### The task
Every line below that contains "median" is to be copied.

───── Material for the task

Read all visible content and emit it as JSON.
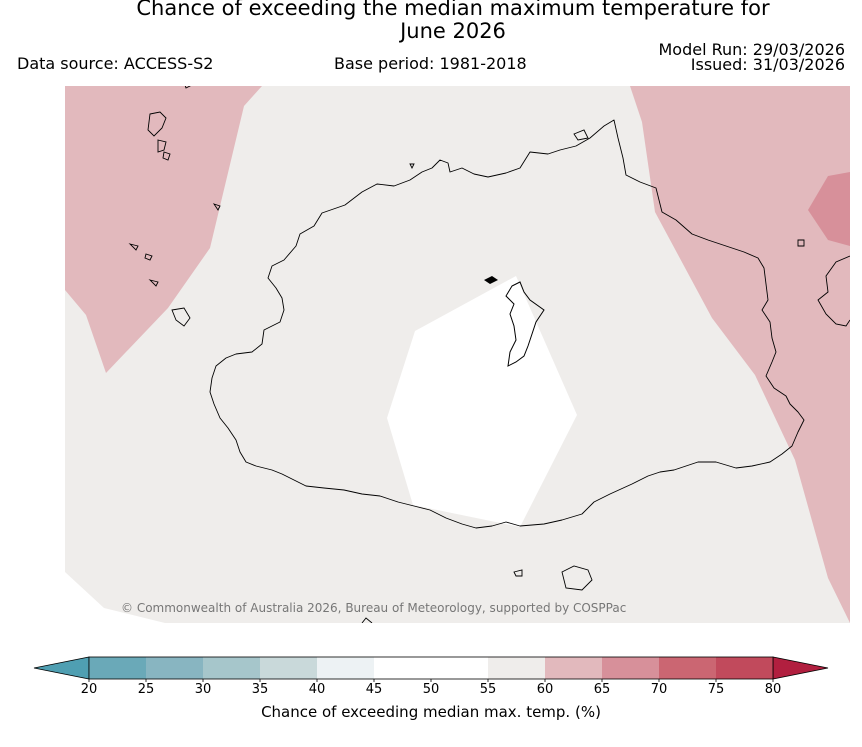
{
  "header": {
    "title_line1": "Chance of exceeding the median maximum temperature for",
    "title_line2": "June 2026",
    "data_source": "Data source: ACCESS-S2",
    "base_period": "Base period: 1981-2018",
    "model_run": "Model Run: 29/03/2026",
    "issued": "Issued: 31/03/2026"
  },
  "map": {
    "copyright": "© Commonwealth of Australia 2026, Bureau of Meteorology, supported by COSPPac",
    "region_description": "Fiji – Viti Levu",
    "dominant_category": "55-60",
    "colors": {
      "background": "#efedeb",
      "cat_60_65": "#e2b9bd",
      "cat_65_70": "#d7909a",
      "cat_45_55": "#ffffff",
      "coastline": "#000000"
    }
  },
  "colorbar": {
    "label": "Chance of exceeding median max. temp. (%)",
    "ticks": [
      "20",
      "25",
      "30",
      "35",
      "40",
      "45",
      "50",
      "55",
      "60",
      "65",
      "70",
      "75",
      "80"
    ],
    "extend": "both",
    "low_color": "#4f9fb2",
    "high_color": "#b11f3f",
    "colors": [
      "#6aa9b8",
      "#88b5c1",
      "#a6c6cb",
      "#c9d9da",
      "#edf2f4",
      "#ffffff",
      "#ffffff",
      "#efedeb",
      "#e2b9bd",
      "#d7909a",
      "#cb6672",
      "#c14a5c"
    ]
  }
}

──────────

### Written solution
    "title_line1": "Chance of exceeding the median maximum temperature for",
    "label": "Chance of exceeding median max. temp. (%)",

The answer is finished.